- **TASK**:
The answer must consist of each line of the records below that contains the string "Consulted".
(INFORMATION begins)
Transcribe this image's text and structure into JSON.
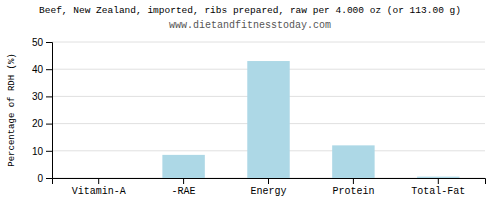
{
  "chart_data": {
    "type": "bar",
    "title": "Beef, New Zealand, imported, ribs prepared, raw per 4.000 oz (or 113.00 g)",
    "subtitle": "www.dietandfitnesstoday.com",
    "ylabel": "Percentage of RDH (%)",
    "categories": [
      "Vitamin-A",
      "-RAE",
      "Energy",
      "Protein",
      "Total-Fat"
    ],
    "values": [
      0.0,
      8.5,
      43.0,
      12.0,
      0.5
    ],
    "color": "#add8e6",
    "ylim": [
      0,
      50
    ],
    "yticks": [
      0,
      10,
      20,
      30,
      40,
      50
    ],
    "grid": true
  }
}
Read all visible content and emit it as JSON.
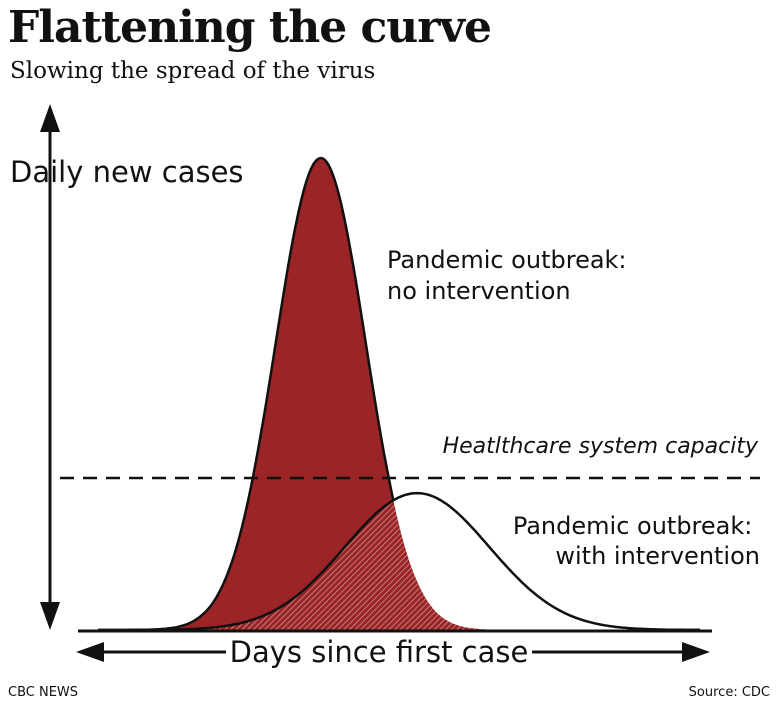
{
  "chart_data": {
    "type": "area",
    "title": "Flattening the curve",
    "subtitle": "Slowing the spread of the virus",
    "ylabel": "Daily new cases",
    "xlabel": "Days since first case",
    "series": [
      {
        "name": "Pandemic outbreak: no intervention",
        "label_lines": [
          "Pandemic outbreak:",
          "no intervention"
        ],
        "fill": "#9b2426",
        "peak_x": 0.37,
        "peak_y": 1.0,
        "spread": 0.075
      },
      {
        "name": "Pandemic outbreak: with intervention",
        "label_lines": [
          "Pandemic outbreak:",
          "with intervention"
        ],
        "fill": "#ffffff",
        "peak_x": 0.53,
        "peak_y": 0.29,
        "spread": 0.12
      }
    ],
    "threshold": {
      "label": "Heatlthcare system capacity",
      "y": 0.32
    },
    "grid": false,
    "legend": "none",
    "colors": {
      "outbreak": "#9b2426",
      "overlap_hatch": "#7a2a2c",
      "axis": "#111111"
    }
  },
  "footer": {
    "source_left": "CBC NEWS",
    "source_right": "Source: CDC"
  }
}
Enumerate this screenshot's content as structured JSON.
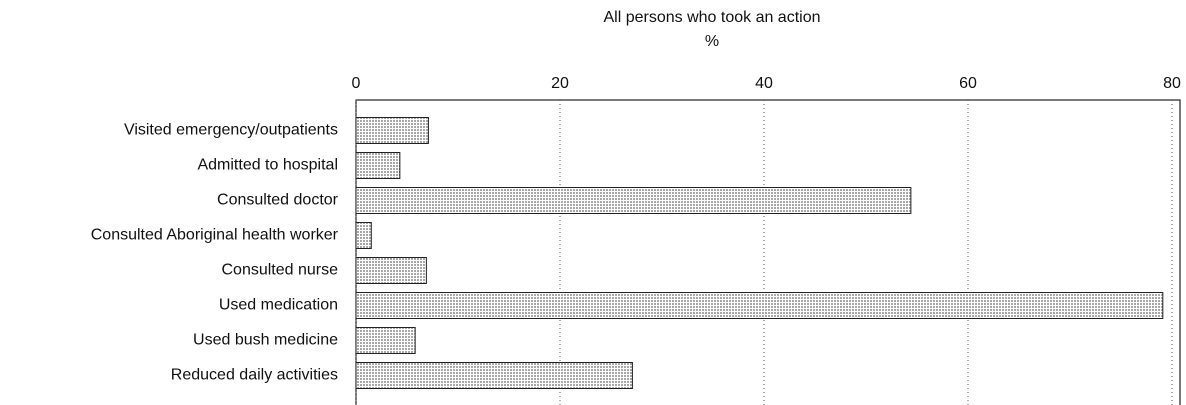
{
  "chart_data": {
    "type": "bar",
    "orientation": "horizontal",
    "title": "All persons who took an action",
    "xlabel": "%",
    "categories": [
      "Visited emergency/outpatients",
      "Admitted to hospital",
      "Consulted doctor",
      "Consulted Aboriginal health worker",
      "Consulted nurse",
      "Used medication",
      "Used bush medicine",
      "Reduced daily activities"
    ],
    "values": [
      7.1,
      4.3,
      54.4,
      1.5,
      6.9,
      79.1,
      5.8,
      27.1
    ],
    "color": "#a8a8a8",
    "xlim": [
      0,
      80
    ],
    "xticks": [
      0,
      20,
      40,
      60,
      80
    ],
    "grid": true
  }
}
(INFORMATION ends)
- **RESULT**:
      "Consulted doctor",
      "Consulted Aboriginal health worker",
      "Consulted nurse",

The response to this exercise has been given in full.